╭─ EXTRACTED MATERIAL

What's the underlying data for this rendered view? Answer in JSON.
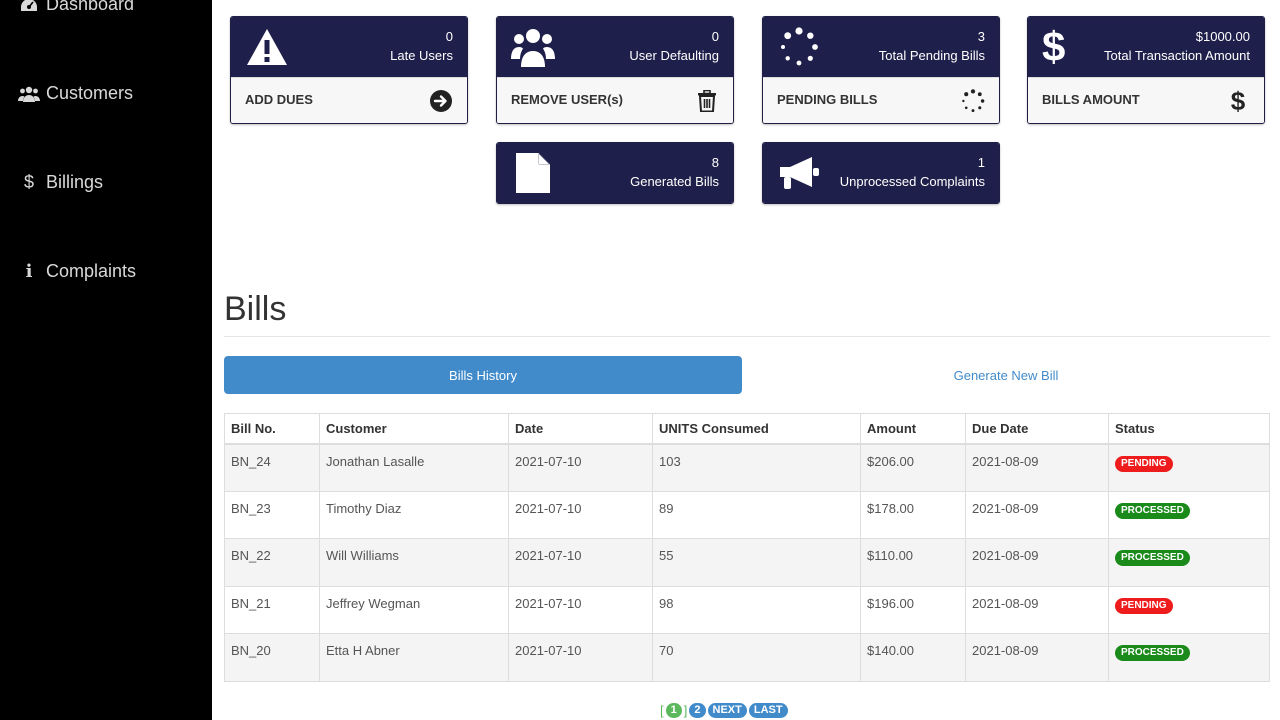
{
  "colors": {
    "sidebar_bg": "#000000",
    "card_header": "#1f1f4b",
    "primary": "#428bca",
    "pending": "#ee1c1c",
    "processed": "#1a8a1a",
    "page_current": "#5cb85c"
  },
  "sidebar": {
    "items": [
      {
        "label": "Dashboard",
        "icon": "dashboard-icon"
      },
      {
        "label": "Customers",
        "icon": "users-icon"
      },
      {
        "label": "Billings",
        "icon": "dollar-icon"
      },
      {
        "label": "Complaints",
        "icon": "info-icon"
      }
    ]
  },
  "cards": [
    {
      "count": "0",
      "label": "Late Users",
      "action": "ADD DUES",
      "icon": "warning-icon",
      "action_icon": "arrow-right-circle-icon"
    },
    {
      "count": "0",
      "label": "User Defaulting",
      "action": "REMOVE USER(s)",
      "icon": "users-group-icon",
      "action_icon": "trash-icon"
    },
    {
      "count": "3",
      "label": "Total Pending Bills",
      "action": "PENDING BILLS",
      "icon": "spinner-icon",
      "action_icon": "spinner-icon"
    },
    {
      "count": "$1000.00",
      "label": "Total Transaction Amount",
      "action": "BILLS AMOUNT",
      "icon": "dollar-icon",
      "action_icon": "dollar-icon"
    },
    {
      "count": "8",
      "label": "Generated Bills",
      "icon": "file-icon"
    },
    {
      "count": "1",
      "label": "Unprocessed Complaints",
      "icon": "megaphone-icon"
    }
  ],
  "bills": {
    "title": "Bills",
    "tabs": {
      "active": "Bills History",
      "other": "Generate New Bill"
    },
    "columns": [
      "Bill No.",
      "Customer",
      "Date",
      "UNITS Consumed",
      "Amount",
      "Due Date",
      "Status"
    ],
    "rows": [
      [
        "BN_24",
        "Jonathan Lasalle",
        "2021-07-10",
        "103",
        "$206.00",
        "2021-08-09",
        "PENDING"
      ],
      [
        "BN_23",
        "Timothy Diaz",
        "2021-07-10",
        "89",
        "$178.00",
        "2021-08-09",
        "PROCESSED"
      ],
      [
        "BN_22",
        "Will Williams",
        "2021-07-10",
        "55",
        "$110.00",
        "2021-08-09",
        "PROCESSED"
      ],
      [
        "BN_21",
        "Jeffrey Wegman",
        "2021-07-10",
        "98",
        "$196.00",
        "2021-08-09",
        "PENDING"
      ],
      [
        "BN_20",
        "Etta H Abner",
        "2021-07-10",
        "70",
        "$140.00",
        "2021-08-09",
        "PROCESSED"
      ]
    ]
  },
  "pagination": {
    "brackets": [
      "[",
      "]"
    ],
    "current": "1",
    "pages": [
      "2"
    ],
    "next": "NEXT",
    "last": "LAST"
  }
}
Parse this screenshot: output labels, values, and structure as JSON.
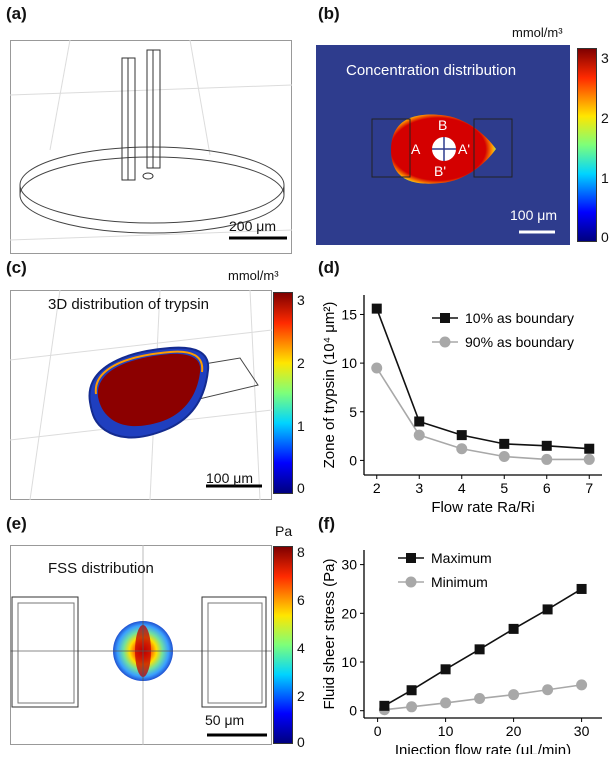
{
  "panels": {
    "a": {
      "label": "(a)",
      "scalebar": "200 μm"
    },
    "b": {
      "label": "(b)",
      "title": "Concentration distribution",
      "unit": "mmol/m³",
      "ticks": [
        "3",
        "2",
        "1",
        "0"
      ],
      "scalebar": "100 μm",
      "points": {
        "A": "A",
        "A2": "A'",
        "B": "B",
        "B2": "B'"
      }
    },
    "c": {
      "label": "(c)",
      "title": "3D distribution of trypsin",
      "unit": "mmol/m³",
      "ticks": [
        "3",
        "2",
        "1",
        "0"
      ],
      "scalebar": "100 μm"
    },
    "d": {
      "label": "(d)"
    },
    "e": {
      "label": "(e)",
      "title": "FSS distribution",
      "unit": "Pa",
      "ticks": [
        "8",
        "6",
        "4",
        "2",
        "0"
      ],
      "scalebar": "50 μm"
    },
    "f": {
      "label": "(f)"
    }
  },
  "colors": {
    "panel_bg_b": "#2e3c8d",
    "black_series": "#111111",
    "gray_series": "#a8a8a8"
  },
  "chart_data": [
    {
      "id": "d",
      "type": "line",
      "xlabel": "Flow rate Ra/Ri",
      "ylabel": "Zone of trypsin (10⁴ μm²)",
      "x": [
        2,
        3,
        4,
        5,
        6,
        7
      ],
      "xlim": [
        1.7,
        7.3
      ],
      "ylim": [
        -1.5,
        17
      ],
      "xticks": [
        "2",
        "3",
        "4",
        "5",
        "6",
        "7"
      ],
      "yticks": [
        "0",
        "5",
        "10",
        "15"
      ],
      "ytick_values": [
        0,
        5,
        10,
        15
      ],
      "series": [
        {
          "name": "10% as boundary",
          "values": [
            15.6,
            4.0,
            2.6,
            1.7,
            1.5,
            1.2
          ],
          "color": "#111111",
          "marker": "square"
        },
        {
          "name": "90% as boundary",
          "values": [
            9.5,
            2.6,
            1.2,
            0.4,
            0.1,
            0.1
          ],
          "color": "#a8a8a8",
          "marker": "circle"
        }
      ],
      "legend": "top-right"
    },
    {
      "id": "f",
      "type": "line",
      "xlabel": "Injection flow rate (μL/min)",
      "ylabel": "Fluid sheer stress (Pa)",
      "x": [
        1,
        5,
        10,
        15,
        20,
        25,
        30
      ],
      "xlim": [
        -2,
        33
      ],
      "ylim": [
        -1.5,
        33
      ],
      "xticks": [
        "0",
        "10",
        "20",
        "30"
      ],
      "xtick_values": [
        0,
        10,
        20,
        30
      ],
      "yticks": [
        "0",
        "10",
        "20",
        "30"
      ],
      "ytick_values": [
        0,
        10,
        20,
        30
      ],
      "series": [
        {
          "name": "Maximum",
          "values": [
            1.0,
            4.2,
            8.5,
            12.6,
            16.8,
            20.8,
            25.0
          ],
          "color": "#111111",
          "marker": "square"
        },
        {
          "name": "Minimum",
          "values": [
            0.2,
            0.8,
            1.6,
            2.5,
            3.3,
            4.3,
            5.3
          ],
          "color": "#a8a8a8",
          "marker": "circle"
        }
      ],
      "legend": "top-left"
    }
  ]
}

╰─

WHAT NEEDS TO BE DONE.
Write out the data precisely as given, excluding the pictures.

THE ANSWER.
What's the underlying data for this rendered view? Answer in JSON.
{
  "colors": {
    "sidebar_bg": "#000000",
    "card_header": "#1f1f4b",
    "primary": "#428bca",
    "pending": "#ee1c1c",
    "processed": "#1a8a1a",
    "page_current": "#5cb85c"
  },
  "sidebar": {
    "items": [
      {
        "label": "Dashboard",
        "icon": "dashboard-icon"
      },
      {
        "label": "Customers",
        "icon": "users-icon"
      },
      {
        "label": "Billings",
        "icon": "dollar-icon"
      },
      {
        "label": "Complaints",
        "icon": "info-icon"
      }
    ]
  },
  "cards": [
    {
      "count": "0",
      "label": "Late Users",
      "action": "ADD DUES",
      "icon": "warning-icon",
      "action_icon": "arrow-right-circle-icon"
    },
    {
      "count": "0",
      "label": "User Defaulting",
      "action": "REMOVE USER(s)",
      "icon": "users-group-icon",
      "action_icon": "trash-icon"
    },
    {
      "count": "3",
      "label": "Total Pending Bills",
      "action": "PENDING BILLS",
      "icon": "spinner-icon",
      "action_icon": "spinner-icon"
    },
    {
      "count": "$1000.00",
      "label": "Total Transaction Amount",
      "action": "BILLS AMOUNT",
      "icon": "dollar-icon",
      "action_icon": "dollar-icon"
    },
    {
      "count": "8",
      "label": "Generated Bills",
      "icon": "file-icon"
    },
    {
      "count": "1",
      "label": "Unprocessed Complaints",
      "icon": "megaphone-icon"
    }
  ],
  "bills": {
    "title": "Bills",
    "tabs": {
      "active": "Bills History",
      "other": "Generate New Bill"
    },
    "columns": [
      "Bill No.",
      "Customer",
      "Date",
      "UNITS Consumed",
      "Amount",
      "Due Date",
      "Status"
    ],
    "rows": [
      [
        "BN_24",
        "Jonathan Lasalle",
        "2021-07-10",
        "103",
        "$206.00",
        "2021-08-09",
        "PENDING"
      ],
      [
        "BN_23",
        "Timothy Diaz",
        "2021-07-10",
        "89",
        "$178.00",
        "2021-08-09",
        "PROCESSED"
      ],
      [
        "BN_22",
        "Will Williams",
        "2021-07-10",
        "55",
        "$110.00",
        "2021-08-09",
        "PROCESSED"
      ],
      [
        "BN_21",
        "Jeffrey Wegman",
        "2021-07-10",
        "98",
        "$196.00",
        "2021-08-09",
        "PENDING"
      ],
      [
        "BN_20",
        "Etta H Abner",
        "2021-07-10",
        "70",
        "$140.00",
        "2021-08-09",
        "PROCESSED"
      ]
    ]
  },
  "pagination": {
    "brackets": [
      "[",
      "]"
    ],
    "current": "1",
    "pages": [
      "2"
    ],
    "next": "NEXT",
    "last": "LAST"
  }
}
Parse this screenshot: output labels, values, and structure as JSON.
{
  "panels": {
    "a": {
      "label": "(a)",
      "scalebar": "200 μm"
    },
    "b": {
      "label": "(b)",
      "title": "Concentration distribution",
      "unit": "mmol/m³",
      "ticks": [
        "3",
        "2",
        "1",
        "0"
      ],
      "scalebar": "100 μm",
      "points": {
        "A": "A",
        "A2": "A'",
        "B": "B",
        "B2": "B'"
      }
    },
    "c": {
      "label": "(c)",
      "title": "3D distribution of trypsin",
      "unit": "mmol/m³",
      "ticks": [
        "3",
        "2",
        "1",
        "0"
      ],
      "scalebar": "100 μm"
    },
    "d": {
      "label": "(d)"
    },
    "e": {
      "label": "(e)",
      "title": "FSS distribution",
      "unit": "Pa",
      "ticks": [
        "8",
        "6",
        "4",
        "2",
        "0"
      ],
      "scalebar": "50 μm"
    },
    "f": {
      "label": "(f)"
    }
  },
  "colors": {
    "panel_bg_b": "#2e3c8d",
    "black_series": "#111111",
    "gray_series": "#a8a8a8"
  },
  "chart_data": [
    {
      "id": "d",
      "type": "line",
      "xlabel": "Flow rate Ra/Ri",
      "ylabel": "Zone of trypsin (10⁴ μm²)",
      "x": [
        2,
        3,
        4,
        5,
        6,
        7
      ],
      "xlim": [
        1.7,
        7.3
      ],
      "ylim": [
        -1.5,
        17
      ],
      "xticks": [
        "2",
        "3",
        "4",
        "5",
        "6",
        "7"
      ],
      "yticks": [
        "0",
        "5",
        "10",
        "15"
      ],
      "ytick_values": [
        0,
        5,
        10,
        15
      ],
      "series": [
        {
          "name": "10% as boundary",
          "values": [
            15.6,
            4.0,
            2.6,
            1.7,
            1.5,
            1.2
          ],
          "color": "#111111",
          "marker": "square"
        },
        {
          "name": "90% as boundary",
          "values": [
            9.5,
            2.6,
            1.2,
            0.4,
            0.1,
            0.1
          ],
          "color": "#a8a8a8",
          "marker": "circle"
        }
      ],
      "legend": "top-right"
    },
    {
      "id": "f",
      "type": "line",
      "xlabel": "Injection flow rate (μL/min)",
      "ylabel": "Fluid sheer stress (Pa)",
      "x": [
        1,
        5,
        10,
        15,
        20,
        25,
        30
      ],
      "xlim": [
        -2,
        33
      ],
      "ylim": [
        -1.5,
        33
      ],
      "xticks": [
        "0",
        "10",
        "20",
        "30"
      ],
      "xtick_values": [
        0,
        10,
        20,
        30
      ],
      "yticks": [
        "0",
        "10",
        "20",
        "30"
      ],
      "ytick_values": [
        0,
        10,
        20,
        30
      ],
      "series": [
        {
          "name": "Maximum",
          "values": [
            1.0,
            4.2,
            8.5,
            12.6,
            16.8,
            20.8,
            25.0
          ],
          "color": "#111111",
          "marker": "square"
        },
        {
          "name": "Minimum",
          "values": [
            0.2,
            0.8,
            1.6,
            2.5,
            3.3,
            4.3,
            5.3
          ],
          "color": "#a8a8a8",
          "marker": "circle"
        }
      ],
      "legend": "top-left"
    }
  ]
}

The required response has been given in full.